→ **Given request**
Repeat the data verbatim.

→ **Records for processing**
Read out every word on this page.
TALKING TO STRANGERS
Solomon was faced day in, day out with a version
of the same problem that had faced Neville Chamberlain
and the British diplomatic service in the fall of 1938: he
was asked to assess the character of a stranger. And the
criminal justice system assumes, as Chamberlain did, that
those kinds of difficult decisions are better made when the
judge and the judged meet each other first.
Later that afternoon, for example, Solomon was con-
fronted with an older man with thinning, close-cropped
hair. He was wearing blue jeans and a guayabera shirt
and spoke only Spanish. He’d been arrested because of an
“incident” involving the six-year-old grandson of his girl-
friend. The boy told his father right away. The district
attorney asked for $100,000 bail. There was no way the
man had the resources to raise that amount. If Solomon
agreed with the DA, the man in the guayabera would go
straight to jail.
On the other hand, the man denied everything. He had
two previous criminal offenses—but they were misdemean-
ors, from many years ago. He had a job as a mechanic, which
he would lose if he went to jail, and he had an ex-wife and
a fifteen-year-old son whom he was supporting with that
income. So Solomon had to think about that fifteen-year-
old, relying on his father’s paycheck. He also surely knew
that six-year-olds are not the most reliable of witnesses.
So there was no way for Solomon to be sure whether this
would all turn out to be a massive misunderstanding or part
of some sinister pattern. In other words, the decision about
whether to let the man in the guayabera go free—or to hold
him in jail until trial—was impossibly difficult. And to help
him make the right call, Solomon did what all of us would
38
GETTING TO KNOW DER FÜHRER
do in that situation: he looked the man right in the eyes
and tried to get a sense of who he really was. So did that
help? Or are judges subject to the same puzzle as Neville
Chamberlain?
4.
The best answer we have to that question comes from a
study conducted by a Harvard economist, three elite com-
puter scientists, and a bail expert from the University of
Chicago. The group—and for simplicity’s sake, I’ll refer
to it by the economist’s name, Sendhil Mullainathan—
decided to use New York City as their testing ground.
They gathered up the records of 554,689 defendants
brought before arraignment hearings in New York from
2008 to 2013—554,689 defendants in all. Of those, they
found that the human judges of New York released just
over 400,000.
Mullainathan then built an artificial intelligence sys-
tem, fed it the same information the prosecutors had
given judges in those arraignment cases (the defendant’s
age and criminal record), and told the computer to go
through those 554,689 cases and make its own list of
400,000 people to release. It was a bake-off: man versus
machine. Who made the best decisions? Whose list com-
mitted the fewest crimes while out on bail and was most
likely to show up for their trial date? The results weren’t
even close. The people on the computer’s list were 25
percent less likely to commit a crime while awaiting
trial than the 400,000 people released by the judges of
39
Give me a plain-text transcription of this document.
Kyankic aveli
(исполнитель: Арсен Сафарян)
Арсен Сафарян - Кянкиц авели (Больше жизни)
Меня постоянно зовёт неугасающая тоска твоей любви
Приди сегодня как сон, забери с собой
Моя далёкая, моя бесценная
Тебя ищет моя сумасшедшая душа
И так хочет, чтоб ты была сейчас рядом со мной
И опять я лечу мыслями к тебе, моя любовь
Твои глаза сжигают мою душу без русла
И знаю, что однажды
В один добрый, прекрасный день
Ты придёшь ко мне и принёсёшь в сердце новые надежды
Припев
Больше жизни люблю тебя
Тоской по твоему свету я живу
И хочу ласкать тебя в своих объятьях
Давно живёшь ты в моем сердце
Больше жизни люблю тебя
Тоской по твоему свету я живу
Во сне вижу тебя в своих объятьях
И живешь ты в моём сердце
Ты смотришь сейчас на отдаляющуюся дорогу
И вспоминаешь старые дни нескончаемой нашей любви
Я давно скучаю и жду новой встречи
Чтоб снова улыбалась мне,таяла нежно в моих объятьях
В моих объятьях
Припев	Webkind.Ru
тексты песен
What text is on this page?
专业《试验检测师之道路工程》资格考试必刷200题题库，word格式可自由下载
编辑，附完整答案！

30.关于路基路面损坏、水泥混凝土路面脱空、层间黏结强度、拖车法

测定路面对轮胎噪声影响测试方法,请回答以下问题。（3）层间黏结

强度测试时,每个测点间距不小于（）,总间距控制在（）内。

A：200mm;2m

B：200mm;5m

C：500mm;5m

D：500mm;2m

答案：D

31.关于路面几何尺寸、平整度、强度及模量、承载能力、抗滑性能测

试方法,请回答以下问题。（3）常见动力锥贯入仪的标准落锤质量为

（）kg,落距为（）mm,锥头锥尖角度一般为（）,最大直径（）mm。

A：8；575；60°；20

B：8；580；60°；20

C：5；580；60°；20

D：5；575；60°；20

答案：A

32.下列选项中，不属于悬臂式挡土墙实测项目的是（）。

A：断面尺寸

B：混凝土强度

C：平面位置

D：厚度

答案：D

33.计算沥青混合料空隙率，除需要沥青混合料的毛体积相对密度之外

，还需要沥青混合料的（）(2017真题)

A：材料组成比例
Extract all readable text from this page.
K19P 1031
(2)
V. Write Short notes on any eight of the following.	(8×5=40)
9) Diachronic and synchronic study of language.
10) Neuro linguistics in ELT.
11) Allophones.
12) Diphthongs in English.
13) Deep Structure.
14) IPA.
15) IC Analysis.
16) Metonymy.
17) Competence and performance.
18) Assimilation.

→ **Result for this exercise**
Read out every word on this page.
TALKING TO STRANGERS
Solomon was faced day in, day out with a version
of the same problem that had faced Neville Chamberlain
and the British diplomatic service in the fall of 1938: he
was asked to assess the character of a stranger. And the
criminal justice system assumes, as Chamberlain did, that
those kinds of difficult decisions are better made when the
judge and the judged meet each other first.
Later that afternoon, for example, Solomon was con-
fronted with an older man with thinning, close-cropped
hair. He was wearing blue jeans and a guayabera shirt
and spoke only Spanish. He’d been arrested because of an
“incident” involving the six-year-old grandson of his girl-
friend. The boy told his father right away. The district
attorney asked for $100,000 bail. There was no way the
man had the resources to raise that amount. If Solomon
agreed with the DA, the man in the guayabera would go
straight to jail.
On the other hand, the man denied everything. He had
two previous criminal offenses—but they were misdemean-
ors, from many years ago. He had a job as a mechanic, which
he would lose if he went to jail, and he had an ex-wife and
a fifteen-year-old son whom he was supporting with that
income. So Solomon had to think about that fifteen-year-
old, relying on his father’s paycheck. He also surely knew
that six-year-olds are not the most reliable of witnesses.
So there was no way for Solomon to be sure whether this
would all turn out to be a massive misunderstanding or part
of some sinister pattern. In other words, the decision about
whether to let the man in the guayabera go free—or to hold
him in jail until trial—was impossibly difficult. And to help
him make the right call, Solomon did what all of us would
38
GETTING TO KNOW DER FÜHRER
do in that situation: he looked the man right in the eyes
and tried to get a sense of who he really was. So did that
help? Or are judges subject to the same puzzle as Neville
Chamberlain?
4.
The best answer we have to that question comes from a
study conducted by a Harvard economist, three elite com-
puter scientists, and a bail expert from the University of
Chicago. The group—and for simplicity’s sake, I’ll refer
to it by the economist’s name, Sendhil Mullainathan—
decided to use New York City as their testing ground.
They gathered up the records of 554,689 defendants
brought before arraignment hearings in New York from
2008 to 2013—554,689 defendants in all. Of those, they
found that the human judges of New York released just
over 400,000.
Mullainathan then built an artificial intelligence sys-
tem, fed it the same information the prosecutors had
given judges in those arraignment cases (the defendant’s
age and criminal record), and told the computer to go
through those 554,689 cases and make its own list of
400,000 people to release. It was a bake-off: man versus
machine. Who made the best decisions? Whose list com-
mitted the fewest crimes while out on bail and was most
likely to show up for their trial date? The results weren’t
even close. The people on the computer’s list were 25
percent less likely to commit a crime while awaiting
trial than the 400,000 people released by the judges of
39
Give me a plain-text transcription of this document.
Kyankic aveli
(исполнитель: Арсен Сафарян)
Арсен Сафарян - Кянкиц авели (Больше жизни)
Меня постоянно зовёт неугасающая тоска твоей любви
Приди сегодня как сон, забери с собой
Моя далёкая, моя бесценная
Тебя ищет моя сумасшедшая душа
И так хочет, чтоб ты была сейчас рядом со мной
И опять я лечу мыслями к тебе, моя любовь
Твои глаза сжигают мою душу без русла
И знаю, что однажды
В один добрый, прекрасный день
Ты придёшь ко мне и принёсёшь в сердце новые надежды
Припев
Больше жизни люблю тебя
Тоской по твоему свету я живу
И хочу ласкать тебя в своих объятьях
Давно живёшь ты в моем сердце
Больше жизни люблю тебя
Тоской по твоему свету я живу
Во сне вижу тебя в своих объятьях
И живешь ты в моём сердце
Ты смотришь сейчас на отдаляющуюся дорогу
И вспоминаешь старые дни нескончаемой нашей любви
Я давно скучаю и жду новой встречи
Чтоб снова улыбалась мне,таяла нежно в моих объятьях
В моих объятьях
Припев	Webkind.Ru
тексты песен
What text is on this page?
专业《试验检测师之道路工程》资格考试必刷200题题库，word格式可自由下载
编辑，附完整答案！

30.关于路基路面损坏、水泥混凝土路面脱空、层间黏结强度、拖车法

测定路面对轮胎噪声影响测试方法,请回答以下问题。（3）层间黏结

强度测试时,每个测点间距不小于（）,总间距控制在（）内。

A：200mm;2m

B：200mm;5m

C：500mm;5m

D：500mm;2m

答案：D

31.关于路面几何尺寸、平整度、强度及模量、承载能力、抗滑性能测

试方法,请回答以下问题。（3）常见动力锥贯入仪的标准落锤质量为

（）kg,落距为（）mm,锥头锥尖角度一般为（）,最大直径（）mm。

A：8；575；60°；20

B：8；580；60°；20

C：5；580；60°；20

D：5；575；60°；20

答案：A

32.下列选项中，不属于悬臂式挡土墙实测项目的是（）。

A：断面尺寸

B：混凝土强度

C：平面位置

D：厚度

答案：D

33.计算沥青混合料空隙率，除需要沥青混合料的毛体积相对密度之外

，还需要沥青混合料的（）(2017真题)

A：材料组成比例
Extract all readable text from this page.
K19P 1031
(2)
V. Write Short notes on any eight of the following.	(8×5=40)
9) Diachronic and synchronic study of language.
10) Neuro linguistics in ELT.
11) Allophones.
12) Diphthongs in English.
13) Deep Structure.
14) IPA.
15) IC Analysis.
16) Metonymy.
17) Competence and performance.
18) Assimilation.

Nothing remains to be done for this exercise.